* **Exercise task**:
Collect each line of the records containing the string "модуля".

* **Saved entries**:
+---+

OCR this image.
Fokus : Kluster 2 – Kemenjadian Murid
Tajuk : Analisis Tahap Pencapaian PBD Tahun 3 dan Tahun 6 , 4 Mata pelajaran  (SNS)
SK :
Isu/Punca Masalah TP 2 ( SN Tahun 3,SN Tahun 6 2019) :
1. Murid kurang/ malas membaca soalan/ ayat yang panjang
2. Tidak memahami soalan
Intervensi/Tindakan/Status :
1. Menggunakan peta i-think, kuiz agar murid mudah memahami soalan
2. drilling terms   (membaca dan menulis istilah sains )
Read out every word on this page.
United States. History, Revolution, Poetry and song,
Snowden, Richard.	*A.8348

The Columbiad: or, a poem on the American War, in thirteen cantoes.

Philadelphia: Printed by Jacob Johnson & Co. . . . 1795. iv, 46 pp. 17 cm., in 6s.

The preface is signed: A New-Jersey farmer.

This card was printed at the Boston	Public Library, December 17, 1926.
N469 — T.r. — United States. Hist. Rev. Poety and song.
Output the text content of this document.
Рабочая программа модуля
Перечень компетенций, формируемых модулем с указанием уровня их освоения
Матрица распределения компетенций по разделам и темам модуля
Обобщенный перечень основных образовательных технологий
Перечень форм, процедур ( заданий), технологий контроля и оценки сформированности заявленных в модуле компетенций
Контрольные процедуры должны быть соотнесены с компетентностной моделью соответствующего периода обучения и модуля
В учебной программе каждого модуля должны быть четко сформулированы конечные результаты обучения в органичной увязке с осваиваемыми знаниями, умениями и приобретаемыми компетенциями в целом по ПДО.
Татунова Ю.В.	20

+---+

* **Worked answer**:
Рабочая программа модуля
Матрица распределения компетенций по разделам и темам модуля
Контрольные процедуры должны быть соотнесены с компетентностной моделью соответствующего периода обучения и модуля
В учебной программе каждого модуля должны быть четко сформулированы конечные результаты обучения в органичной увязке с осваиваемыми знаниями, умениями и приобретаемыми компетенциями в целом по ПДО.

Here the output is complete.